■ **To do**
Scan the data below for the string "Temperature". Show every line where it turns up.

━━━━━━━━━━

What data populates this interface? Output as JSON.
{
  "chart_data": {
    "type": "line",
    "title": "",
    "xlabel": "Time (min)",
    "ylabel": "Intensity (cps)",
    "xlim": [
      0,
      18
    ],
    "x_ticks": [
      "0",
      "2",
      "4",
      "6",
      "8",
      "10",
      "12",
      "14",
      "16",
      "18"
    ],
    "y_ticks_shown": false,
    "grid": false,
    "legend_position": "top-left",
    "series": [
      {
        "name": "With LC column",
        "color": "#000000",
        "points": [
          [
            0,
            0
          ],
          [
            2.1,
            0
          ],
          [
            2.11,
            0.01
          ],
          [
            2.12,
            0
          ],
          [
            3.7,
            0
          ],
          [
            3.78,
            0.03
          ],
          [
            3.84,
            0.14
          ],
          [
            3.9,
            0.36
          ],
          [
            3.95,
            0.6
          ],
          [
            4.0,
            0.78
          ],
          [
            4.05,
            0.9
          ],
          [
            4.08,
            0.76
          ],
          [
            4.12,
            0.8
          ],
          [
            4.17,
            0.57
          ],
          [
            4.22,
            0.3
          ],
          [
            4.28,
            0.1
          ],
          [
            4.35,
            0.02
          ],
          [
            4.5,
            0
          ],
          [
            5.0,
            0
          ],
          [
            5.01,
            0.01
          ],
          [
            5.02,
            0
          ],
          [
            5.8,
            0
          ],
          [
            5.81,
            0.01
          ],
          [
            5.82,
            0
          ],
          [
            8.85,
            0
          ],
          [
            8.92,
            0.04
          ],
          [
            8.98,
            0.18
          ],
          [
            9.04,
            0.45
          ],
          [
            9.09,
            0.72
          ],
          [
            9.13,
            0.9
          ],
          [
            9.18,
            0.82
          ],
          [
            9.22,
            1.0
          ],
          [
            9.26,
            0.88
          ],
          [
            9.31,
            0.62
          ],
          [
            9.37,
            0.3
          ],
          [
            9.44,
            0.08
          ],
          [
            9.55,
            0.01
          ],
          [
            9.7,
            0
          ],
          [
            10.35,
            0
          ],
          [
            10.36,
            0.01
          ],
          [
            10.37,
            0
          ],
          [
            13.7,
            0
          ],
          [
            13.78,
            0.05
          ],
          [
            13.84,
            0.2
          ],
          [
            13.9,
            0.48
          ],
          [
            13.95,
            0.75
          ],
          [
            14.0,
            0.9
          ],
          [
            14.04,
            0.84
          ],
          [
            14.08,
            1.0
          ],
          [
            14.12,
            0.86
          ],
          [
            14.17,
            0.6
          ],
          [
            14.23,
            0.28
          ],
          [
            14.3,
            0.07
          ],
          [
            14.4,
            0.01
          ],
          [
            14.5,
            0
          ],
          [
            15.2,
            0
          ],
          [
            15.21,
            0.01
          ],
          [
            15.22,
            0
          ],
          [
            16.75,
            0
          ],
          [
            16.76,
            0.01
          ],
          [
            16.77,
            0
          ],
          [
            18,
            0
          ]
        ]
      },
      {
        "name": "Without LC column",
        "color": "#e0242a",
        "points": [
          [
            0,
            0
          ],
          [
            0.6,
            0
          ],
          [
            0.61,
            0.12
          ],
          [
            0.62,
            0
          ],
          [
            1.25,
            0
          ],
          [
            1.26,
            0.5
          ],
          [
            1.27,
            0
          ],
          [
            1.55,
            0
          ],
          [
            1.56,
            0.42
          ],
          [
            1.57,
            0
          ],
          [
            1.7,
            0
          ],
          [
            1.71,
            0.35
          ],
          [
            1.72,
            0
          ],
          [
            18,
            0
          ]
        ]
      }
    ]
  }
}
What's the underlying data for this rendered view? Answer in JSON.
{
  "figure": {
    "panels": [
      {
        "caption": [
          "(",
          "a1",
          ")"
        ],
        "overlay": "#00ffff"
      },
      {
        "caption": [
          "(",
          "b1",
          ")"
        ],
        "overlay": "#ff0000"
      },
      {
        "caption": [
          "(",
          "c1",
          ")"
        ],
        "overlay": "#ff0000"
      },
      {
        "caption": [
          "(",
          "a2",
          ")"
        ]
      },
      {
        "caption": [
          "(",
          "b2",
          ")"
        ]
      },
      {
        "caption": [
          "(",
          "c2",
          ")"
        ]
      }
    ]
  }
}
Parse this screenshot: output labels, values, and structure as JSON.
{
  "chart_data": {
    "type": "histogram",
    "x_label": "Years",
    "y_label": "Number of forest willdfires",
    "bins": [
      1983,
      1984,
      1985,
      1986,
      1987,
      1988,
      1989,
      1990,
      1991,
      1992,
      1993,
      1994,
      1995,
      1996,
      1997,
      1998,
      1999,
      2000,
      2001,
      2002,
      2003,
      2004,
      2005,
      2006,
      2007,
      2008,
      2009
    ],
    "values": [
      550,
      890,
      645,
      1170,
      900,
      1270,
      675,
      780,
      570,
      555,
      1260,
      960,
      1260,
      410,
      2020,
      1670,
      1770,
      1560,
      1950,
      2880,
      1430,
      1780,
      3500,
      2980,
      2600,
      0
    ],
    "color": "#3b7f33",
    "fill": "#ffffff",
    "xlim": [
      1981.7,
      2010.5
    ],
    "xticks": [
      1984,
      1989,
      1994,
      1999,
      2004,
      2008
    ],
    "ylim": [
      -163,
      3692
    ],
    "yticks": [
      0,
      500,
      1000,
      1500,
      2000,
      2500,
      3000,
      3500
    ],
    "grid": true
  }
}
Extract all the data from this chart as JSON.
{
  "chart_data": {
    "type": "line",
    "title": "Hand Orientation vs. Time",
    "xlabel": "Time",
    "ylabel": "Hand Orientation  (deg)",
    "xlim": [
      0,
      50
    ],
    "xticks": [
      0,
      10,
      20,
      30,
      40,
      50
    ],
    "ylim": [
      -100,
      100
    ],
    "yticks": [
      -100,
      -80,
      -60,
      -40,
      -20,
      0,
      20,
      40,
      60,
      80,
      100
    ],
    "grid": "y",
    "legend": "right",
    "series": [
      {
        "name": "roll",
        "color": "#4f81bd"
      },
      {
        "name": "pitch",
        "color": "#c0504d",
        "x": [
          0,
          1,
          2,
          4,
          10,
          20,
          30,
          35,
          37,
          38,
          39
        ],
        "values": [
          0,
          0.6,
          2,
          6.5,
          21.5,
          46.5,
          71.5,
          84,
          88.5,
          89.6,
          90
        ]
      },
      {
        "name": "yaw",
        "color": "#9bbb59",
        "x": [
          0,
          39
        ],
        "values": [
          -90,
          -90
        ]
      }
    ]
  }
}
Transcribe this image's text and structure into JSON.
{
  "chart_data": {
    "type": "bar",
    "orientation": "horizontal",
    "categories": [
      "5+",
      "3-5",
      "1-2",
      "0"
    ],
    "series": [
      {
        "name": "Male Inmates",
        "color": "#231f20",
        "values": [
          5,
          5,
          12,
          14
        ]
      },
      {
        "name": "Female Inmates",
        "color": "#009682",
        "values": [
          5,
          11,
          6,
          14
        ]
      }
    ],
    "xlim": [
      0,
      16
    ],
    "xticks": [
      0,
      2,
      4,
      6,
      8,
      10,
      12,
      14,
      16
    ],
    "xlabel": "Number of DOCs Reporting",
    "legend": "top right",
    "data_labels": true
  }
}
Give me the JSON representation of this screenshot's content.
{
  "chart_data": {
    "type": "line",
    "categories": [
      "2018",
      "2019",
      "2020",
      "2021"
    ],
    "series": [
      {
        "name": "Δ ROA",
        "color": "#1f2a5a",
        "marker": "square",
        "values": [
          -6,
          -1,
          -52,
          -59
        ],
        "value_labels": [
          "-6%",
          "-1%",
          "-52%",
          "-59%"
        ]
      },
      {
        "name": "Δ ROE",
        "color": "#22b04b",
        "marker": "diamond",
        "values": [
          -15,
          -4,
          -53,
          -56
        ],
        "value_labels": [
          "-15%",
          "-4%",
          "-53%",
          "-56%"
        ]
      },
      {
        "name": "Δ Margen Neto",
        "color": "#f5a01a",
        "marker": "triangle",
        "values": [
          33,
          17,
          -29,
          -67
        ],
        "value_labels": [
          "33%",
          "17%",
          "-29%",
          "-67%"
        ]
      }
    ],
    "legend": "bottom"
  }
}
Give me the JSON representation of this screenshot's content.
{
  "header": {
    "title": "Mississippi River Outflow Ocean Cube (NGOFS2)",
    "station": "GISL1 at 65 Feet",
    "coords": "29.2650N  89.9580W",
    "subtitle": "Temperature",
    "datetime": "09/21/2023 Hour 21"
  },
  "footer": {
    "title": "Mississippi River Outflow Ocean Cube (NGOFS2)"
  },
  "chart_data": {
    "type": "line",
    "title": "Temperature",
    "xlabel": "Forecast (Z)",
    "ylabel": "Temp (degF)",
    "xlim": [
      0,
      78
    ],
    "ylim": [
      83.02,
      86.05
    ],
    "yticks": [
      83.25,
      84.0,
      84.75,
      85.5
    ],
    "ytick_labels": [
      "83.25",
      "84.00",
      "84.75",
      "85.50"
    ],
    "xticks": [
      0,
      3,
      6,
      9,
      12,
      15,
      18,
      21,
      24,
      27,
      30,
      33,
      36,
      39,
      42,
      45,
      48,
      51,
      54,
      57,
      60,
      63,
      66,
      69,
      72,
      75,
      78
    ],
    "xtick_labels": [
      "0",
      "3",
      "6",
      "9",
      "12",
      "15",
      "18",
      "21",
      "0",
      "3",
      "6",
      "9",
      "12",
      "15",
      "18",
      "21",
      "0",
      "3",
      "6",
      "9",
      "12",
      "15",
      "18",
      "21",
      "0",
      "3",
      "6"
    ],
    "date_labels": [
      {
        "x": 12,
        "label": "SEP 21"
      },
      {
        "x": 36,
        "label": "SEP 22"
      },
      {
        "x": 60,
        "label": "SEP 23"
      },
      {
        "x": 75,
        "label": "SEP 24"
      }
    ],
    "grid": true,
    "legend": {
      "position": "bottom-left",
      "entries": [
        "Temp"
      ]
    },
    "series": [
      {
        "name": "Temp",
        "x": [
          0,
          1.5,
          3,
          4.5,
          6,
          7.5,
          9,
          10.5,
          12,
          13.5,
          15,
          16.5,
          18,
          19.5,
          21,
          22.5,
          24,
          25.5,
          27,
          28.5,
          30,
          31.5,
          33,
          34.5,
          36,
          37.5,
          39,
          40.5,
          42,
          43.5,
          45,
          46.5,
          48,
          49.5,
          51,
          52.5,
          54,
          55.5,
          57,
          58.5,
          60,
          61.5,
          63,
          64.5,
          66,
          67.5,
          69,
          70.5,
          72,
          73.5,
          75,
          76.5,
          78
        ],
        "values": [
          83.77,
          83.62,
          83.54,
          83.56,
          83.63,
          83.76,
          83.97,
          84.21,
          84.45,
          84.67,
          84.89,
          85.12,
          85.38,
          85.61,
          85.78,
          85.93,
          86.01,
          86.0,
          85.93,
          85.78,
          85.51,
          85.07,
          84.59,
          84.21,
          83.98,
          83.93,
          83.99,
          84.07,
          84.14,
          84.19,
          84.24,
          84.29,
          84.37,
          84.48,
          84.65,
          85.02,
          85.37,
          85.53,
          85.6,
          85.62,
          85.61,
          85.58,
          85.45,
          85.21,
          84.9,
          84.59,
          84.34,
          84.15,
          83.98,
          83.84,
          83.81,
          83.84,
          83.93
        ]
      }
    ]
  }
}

━━━━━━━━━━

■ **Output of the task**
    "subtitle": "Temperature",
    "title": "Temperature",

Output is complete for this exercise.